Written exercise: Please restate the following records word for word.

Data excerpts:
————————

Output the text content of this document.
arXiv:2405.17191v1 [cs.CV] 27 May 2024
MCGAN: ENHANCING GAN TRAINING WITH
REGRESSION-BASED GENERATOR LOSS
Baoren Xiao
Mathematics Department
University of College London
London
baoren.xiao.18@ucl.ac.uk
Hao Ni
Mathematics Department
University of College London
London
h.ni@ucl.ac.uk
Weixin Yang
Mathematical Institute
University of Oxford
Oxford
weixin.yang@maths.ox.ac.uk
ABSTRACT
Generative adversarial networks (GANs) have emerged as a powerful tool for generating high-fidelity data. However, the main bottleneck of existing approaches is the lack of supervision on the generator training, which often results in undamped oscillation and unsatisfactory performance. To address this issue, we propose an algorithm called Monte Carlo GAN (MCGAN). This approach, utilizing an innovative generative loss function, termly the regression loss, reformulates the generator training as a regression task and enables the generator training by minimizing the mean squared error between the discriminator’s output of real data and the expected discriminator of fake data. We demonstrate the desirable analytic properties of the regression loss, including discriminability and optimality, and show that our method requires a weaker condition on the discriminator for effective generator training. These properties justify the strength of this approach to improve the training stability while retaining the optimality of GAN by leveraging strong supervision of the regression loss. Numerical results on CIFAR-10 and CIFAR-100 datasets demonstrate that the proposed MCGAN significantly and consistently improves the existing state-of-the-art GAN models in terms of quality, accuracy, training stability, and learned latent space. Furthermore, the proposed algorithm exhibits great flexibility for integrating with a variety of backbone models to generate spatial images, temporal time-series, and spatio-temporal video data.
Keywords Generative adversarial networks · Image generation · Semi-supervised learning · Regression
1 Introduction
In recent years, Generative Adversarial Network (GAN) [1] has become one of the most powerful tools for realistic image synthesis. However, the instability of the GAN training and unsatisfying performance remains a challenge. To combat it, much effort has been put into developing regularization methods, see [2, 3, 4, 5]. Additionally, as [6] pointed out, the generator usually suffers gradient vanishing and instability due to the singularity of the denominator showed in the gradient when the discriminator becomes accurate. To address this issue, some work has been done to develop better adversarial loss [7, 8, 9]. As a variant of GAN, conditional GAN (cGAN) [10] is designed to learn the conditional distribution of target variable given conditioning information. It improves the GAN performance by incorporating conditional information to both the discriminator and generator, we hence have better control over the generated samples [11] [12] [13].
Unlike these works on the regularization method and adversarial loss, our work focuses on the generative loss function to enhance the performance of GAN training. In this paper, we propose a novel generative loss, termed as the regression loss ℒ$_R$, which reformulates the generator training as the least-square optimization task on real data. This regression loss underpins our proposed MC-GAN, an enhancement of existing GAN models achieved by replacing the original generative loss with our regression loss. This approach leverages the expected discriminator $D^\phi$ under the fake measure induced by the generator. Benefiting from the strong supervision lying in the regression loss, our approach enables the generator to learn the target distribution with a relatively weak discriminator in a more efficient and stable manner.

————————

Written solution:
Output the text content of this document.
arXiv:2405.17191v1 [cs.CV] 27 May 2024
MCGAN: ENHANCING GAN TRAINING WITH
REGRESSION-BASED GENERATOR LOSS
Baoren Xiao
Mathematics Department
University of College London
London
baoren.xiao.18@ucl.ac.uk
Hao Ni
Mathematics Department
University of College London
London
h.ni@ucl.ac.uk
Weixin Yang
Mathematical Institute
University of Oxford
Oxford
weixin.yang@maths.ox.ac.uk
ABSTRACT
Generative adversarial networks (GANs) have emerged as a powerful tool for generating high-fidelity data. However, the main bottleneck of existing approaches is the lack of supervision on the generator training, which often results in undamped oscillation and unsatisfactory performance. To address this issue, we propose an algorithm called Monte Carlo GAN (MCGAN). This approach, utilizing an innovative generative loss function, termly the regression loss, reformulates the generator training as a regression task and enables the generator training by minimizing the mean squared error between the discriminator’s output of real data and the expected discriminator of fake data. We demonstrate the desirable analytic properties of the regression loss, including discriminability and optimality, and show that our method requires a weaker condition on the discriminator for effective generator training. These properties justify the strength of this approach to improve the training stability while retaining the optimality of GAN by leveraging strong supervision of the regression loss. Numerical results on CIFAR-10 and CIFAR-100 datasets demonstrate that the proposed MCGAN significantly and consistently improves the existing state-of-the-art GAN models in terms of quality, accuracy, training stability, and learned latent space. Furthermore, the proposed algorithm exhibits great flexibility for integrating with a variety of backbone models to generate spatial images, temporal time-series, and spatio-temporal video data.
Keywords Generative adversarial networks · Image generation · Semi-supervised learning · Regression
1 Introduction
In recent years, Generative Adversarial Network (GAN) [1] has become one of the most powerful tools for realistic image synthesis. However, the instability of the GAN training and unsatisfying performance remains a challenge. To combat it, much effort has been put into developing regularization methods, see [2, 3, 4, 5]. Additionally, as [6] pointed out, the generator usually suffers gradient vanishing and instability due to the singularity of the denominator showed in the gradient when the discriminator becomes accurate. To address this issue, some work has been done to develop better adversarial loss [7, 8, 9]. As a variant of GAN, conditional GAN (cGAN) [10] is designed to learn the conditional distribution of target variable given conditioning information. It improves the GAN performance by incorporating conditional information to both the discriminator and generator, we hence have better control over the generated samples [11] [12] [13].
Unlike these works on the regularization method and adversarial loss, our work focuses on the generative loss function to enhance the performance of GAN training. In this paper, we propose a novel generative loss, termed as the regression loss ℒ$_R$, which reformulates the generator training as the least-square optimization task on real data. This regression loss underpins our proposed MC-GAN, an enhancement of existing GAN models achieved by replacing the original generative loss with our regression loss. This approach leverages the expected discriminator $D^\phi$ under the fake measure induced by the generator. Benefiting from the strong supervision lying in the regression loss, our approach enables the generator to learn the target distribution with a relatively weak discriminator in a more efficient and stable manner.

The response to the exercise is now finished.